* begin *

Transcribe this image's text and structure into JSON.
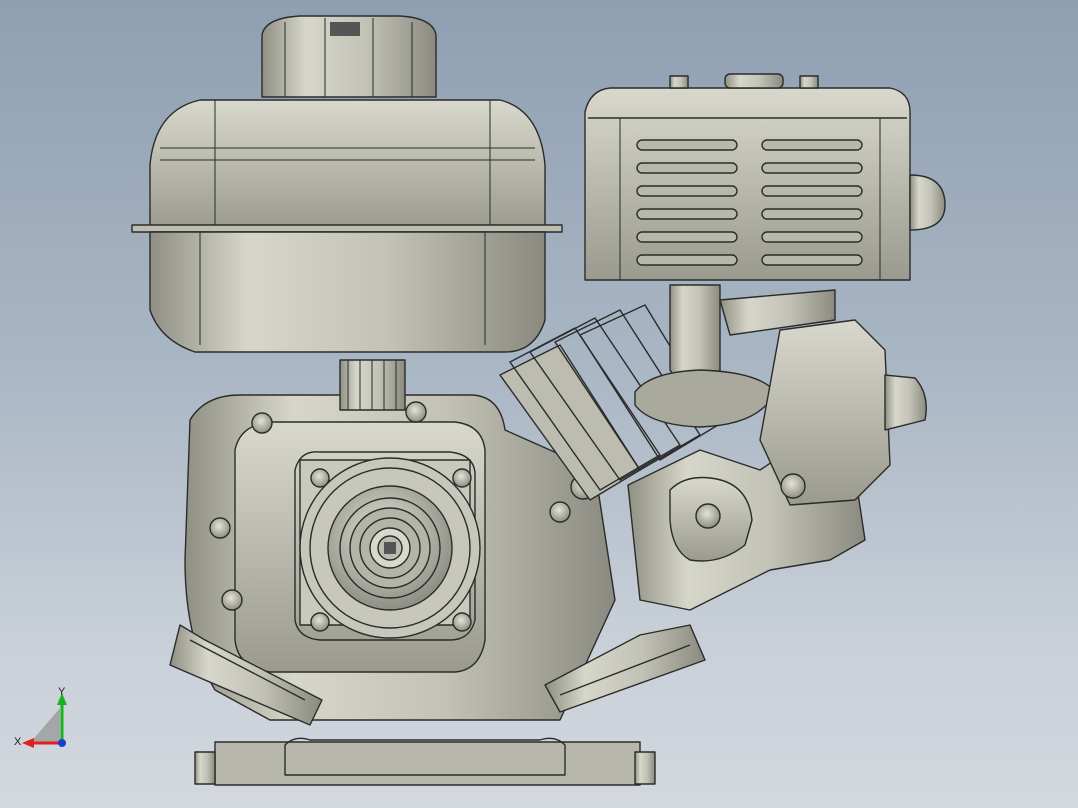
{
  "viewport": {
    "title": "engine-model-view"
  },
  "triad": {
    "x_label": "X",
    "y_label": "Y",
    "x_color": "#e02020",
    "y_color": "#19b31b",
    "z_color": "#1a3fd0"
  },
  "model": {
    "body_color": "#c8c8bc",
    "shade_color": "#9a9a8e",
    "line_color": "#2b2b2b"
  }
}
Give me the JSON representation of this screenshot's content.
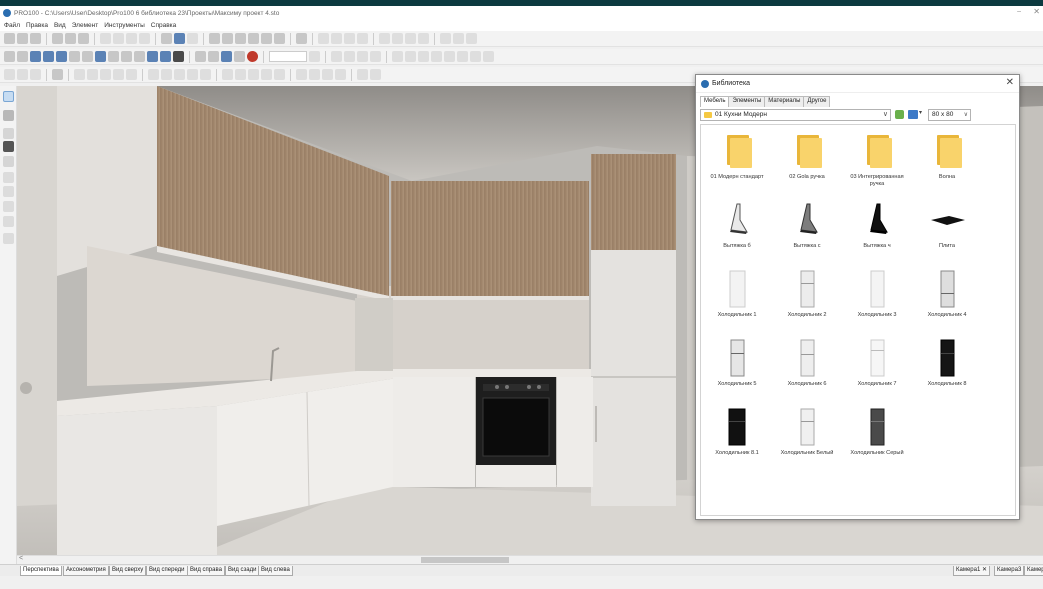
{
  "window": {
    "title": "PRO100 - C:\\Users\\User\\Desktop\\Pro100 6 библиотека 23\\Проекты\\Максиму проект 4.sto",
    "min_label": "–",
    "close_label": "✕"
  },
  "menu": [
    "Файл",
    "Правка",
    "Вид",
    "Элемент",
    "Инструменты",
    "Справка"
  ],
  "library": {
    "title": "Библиотека",
    "close_label": "✕",
    "tabs": [
      "Мебель",
      "Элементы",
      "Материалы",
      "Другое"
    ],
    "active_tab": "Мебель",
    "path": "01 Кухни Модерн",
    "path_arrow": "∨",
    "view_arrow": "▾",
    "thumb_size": "80 x 80",
    "thumb_size_arrow": "∨",
    "items": [
      {
        "label": "01 Модерн стандарт",
        "icon": "folder-icon"
      },
      {
        "label": "02 Gola ручка",
        "icon": "folder-icon"
      },
      {
        "label": "03 Интегрированная ручка",
        "icon": "folder-icon"
      },
      {
        "label": "Волна",
        "icon": "folder-icon"
      },
      {
        "label": "Вытяжка б",
        "icon": "hood-icon"
      },
      {
        "label": "Вытяжка с",
        "icon": "hood-icon"
      },
      {
        "label": "Вытяжка ч",
        "icon": "hood-icon"
      },
      {
        "label": "Плита",
        "icon": "hob-icon"
      },
      {
        "label": "Холодильник 1",
        "icon": "fridge-icon"
      },
      {
        "label": "Холодильник 2",
        "icon": "fridge-icon"
      },
      {
        "label": "Холодильник 3",
        "icon": "fridge-icon"
      },
      {
        "label": "Холодильник 4",
        "icon": "fridge-icon"
      },
      {
        "label": "Холодильник 5",
        "icon": "fridge-icon"
      },
      {
        "label": "Холодильник 6",
        "icon": "fridge-icon"
      },
      {
        "label": "Холодильник 7",
        "icon": "fridge-icon"
      },
      {
        "label": "Холодильник 8",
        "icon": "fridge-icon"
      },
      {
        "label": "Холодильник 8.1",
        "icon": "fridge-icon"
      },
      {
        "label": "Холодильник Белый",
        "icon": "fridge-icon"
      },
      {
        "label": "Холодильник Серый",
        "icon": "fridge-icon"
      }
    ]
  },
  "view_tabs": [
    "Перспектива",
    "Аксонометрия",
    "Вид сверху",
    "Вид спереди",
    "Вид справа",
    "Вид сзади",
    "Вид слева"
  ],
  "active_view_tab": "Перспектива",
  "camera_tabs": [
    "Камера1",
    "Камера3",
    "Камер"
  ],
  "camera_close": "✕",
  "scroll_left_arrow": "<",
  "colors": {
    "title_bar": "#0c3a40",
    "cabinet_wood": "#a68a6e",
    "folder": "#f5c842",
    "accent": "#2a6db0"
  }
}
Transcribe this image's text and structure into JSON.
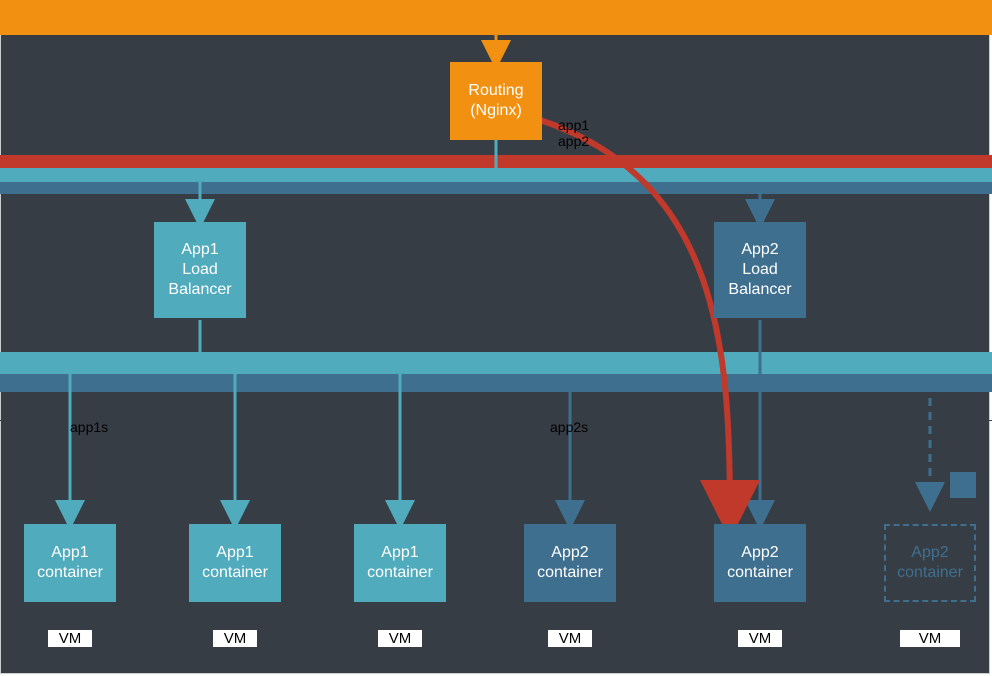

* end *

Requirement
Show every line in the records above that contains the word "Перспектива".

Finished exercise
    "Перспектива",
  "active_view_tab": "Перспектива",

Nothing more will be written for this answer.